▶ _Records from a collection of figures_:

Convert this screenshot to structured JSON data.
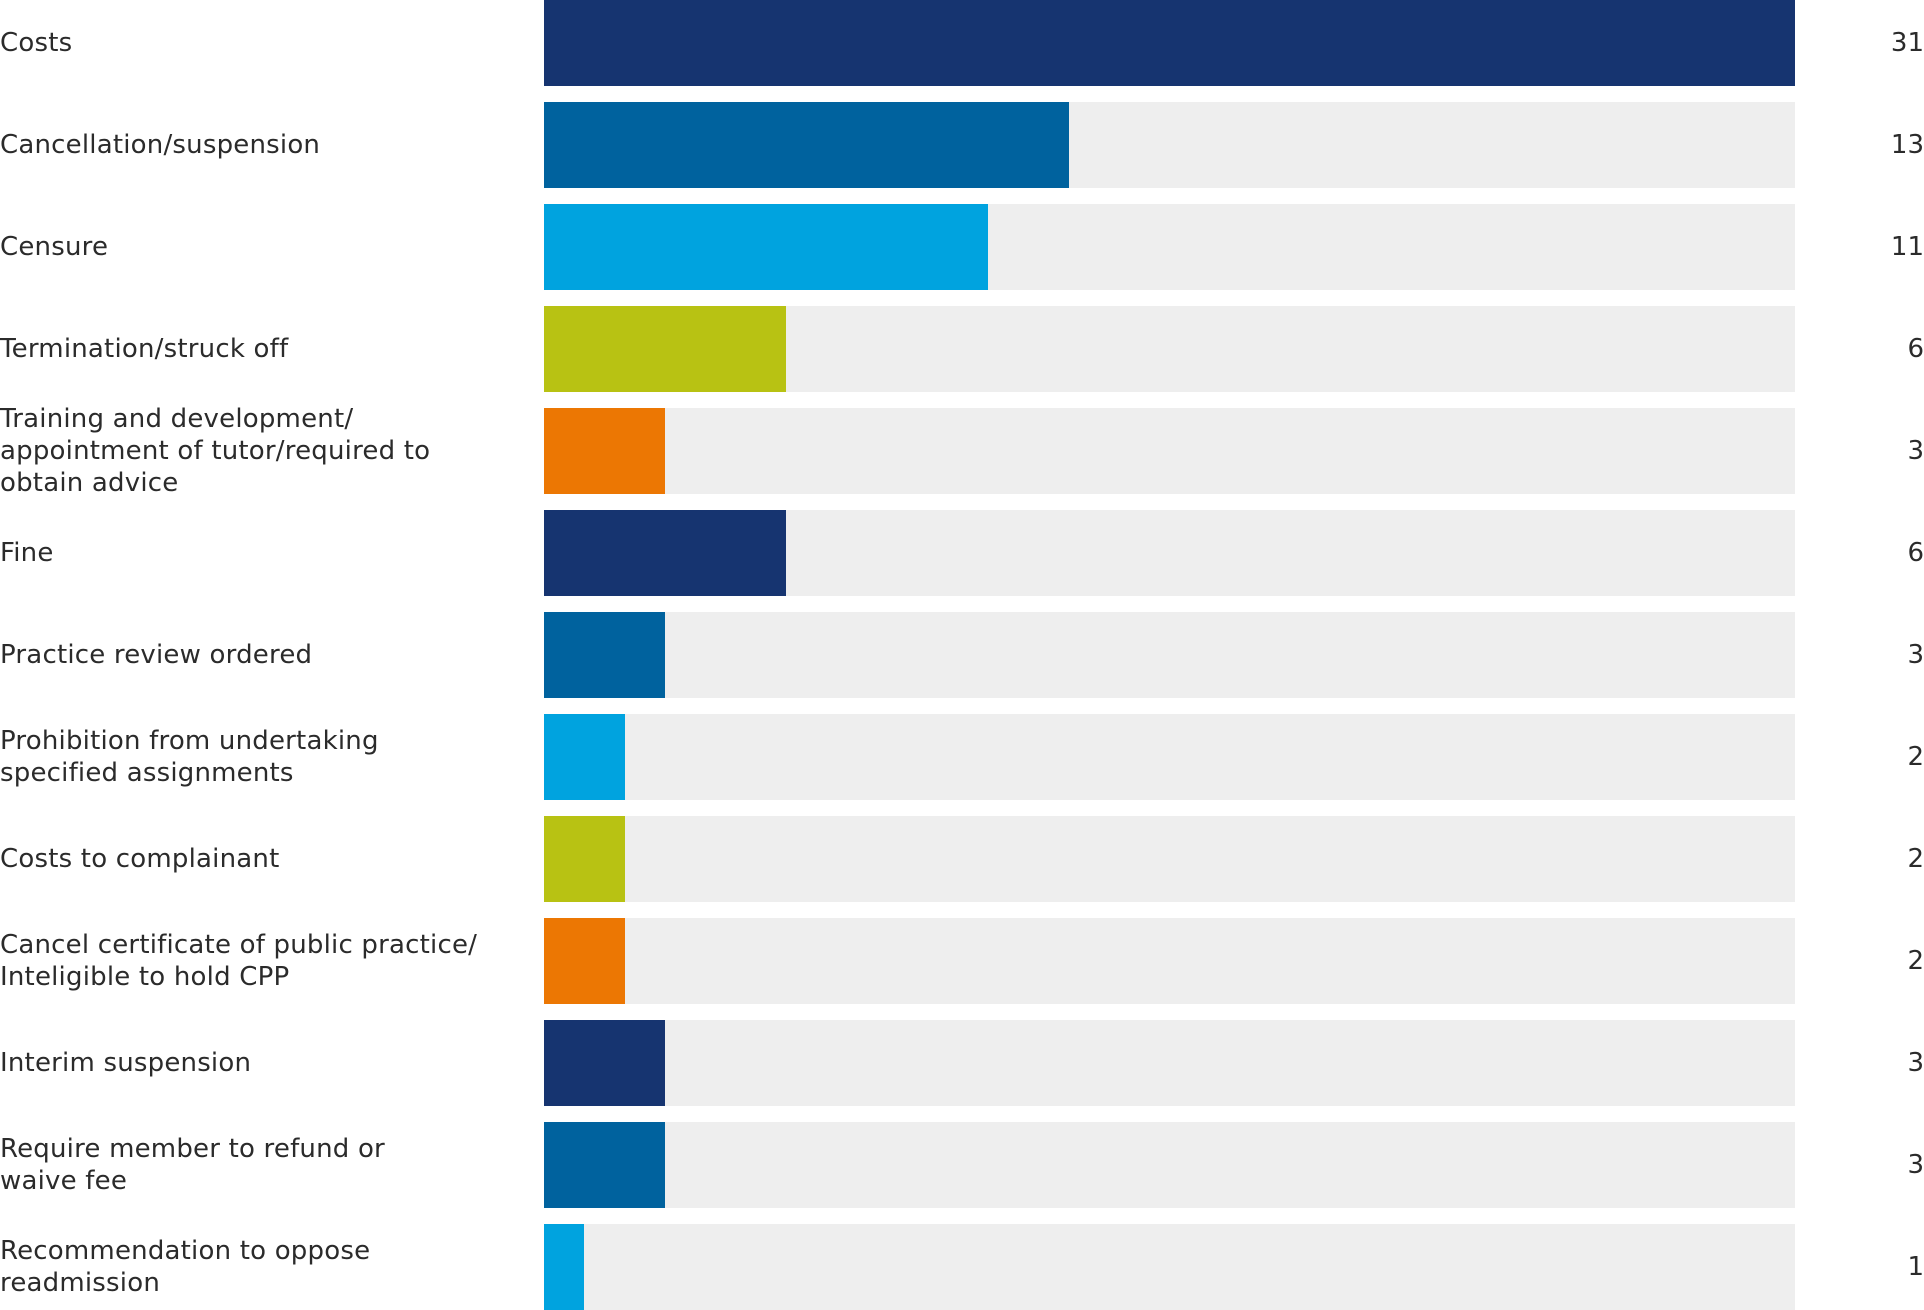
{
  "chart_data": {
    "type": "bar",
    "orientation": "horizontal",
    "xlim": [
      0,
      31
    ],
    "grid": false,
    "categories": [
      "Costs",
      "Cancellation/suspension",
      "Censure",
      "Termination/struck off",
      "Training and development/\nappointment of tutor/required to\nobtain advice",
      "Fine",
      "Practice review ordered",
      "Prohibition from undertaking\nspecified assignments",
      "Costs to complainant",
      "Cancel certificate of public practice/\nInteligible to hold CPP",
      "Interim suspension",
      "Require member to refund or\nwaive fee",
      "Recommendation to oppose\nreadmission"
    ],
    "values": [
      31,
      13,
      11,
      6,
      3,
      6,
      3,
      2,
      2,
      2,
      3,
      3,
      1
    ],
    "value_labels": [
      "31",
      "13",
      "11",
      "6",
      "3",
      "6",
      "3",
      "2",
      "2",
      "2",
      "3",
      "3",
      "1"
    ],
    "bar_colors": [
      "#163470",
      "#00629e",
      "#00a3df",
      "#b8c213",
      "#ec7703",
      "#163470",
      "#00629e",
      "#00a3df",
      "#b8c213",
      "#ec7703",
      "#163470",
      "#00629e",
      "#00a3df"
    ],
    "track_color": "#eeeeee"
  }
}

▶ _EXERCISE OBJECTIVE_: Every record above should be written out again exactly; the pictures stay out of the copy.

▶ _WRITTEN SOLUTION_:
Convert this screenshot to structured JSON data.
{
  "chart_data": {
    "type": "bar",
    "orientation": "horizontal",
    "xlim": [
      0,
      31
    ],
    "grid": false,
    "categories": [
      "Costs",
      "Cancellation/suspension",
      "Censure",
      "Termination/struck off",
      "Training and development/\nappointment of tutor/required to\nobtain advice",
      "Fine",
      "Practice review ordered",
      "Prohibition from undertaking\nspecified assignments",
      "Costs to complainant",
      "Cancel certificate of public practice/\nInteligible to hold CPP",
      "Interim suspension",
      "Require member to refund or\nwaive fee",
      "Recommendation to oppose\nreadmission"
    ],
    "values": [
      31,
      13,
      11,
      6,
      3,
      6,
      3,
      2,
      2,
      2,
      3,
      3,
      1
    ],
    "value_labels": [
      "31",
      "13",
      "11",
      "6",
      "3",
      "6",
      "3",
      "2",
      "2",
      "2",
      "3",
      "3",
      "1"
    ],
    "bar_colors": [
      "#163470",
      "#00629e",
      "#00a3df",
      "#b8c213",
      "#ec7703",
      "#163470",
      "#00629e",
      "#00a3df",
      "#b8c213",
      "#ec7703",
      "#163470",
      "#00629e",
      "#00a3df"
    ],
    "track_color": "#eeeeee"
  }
}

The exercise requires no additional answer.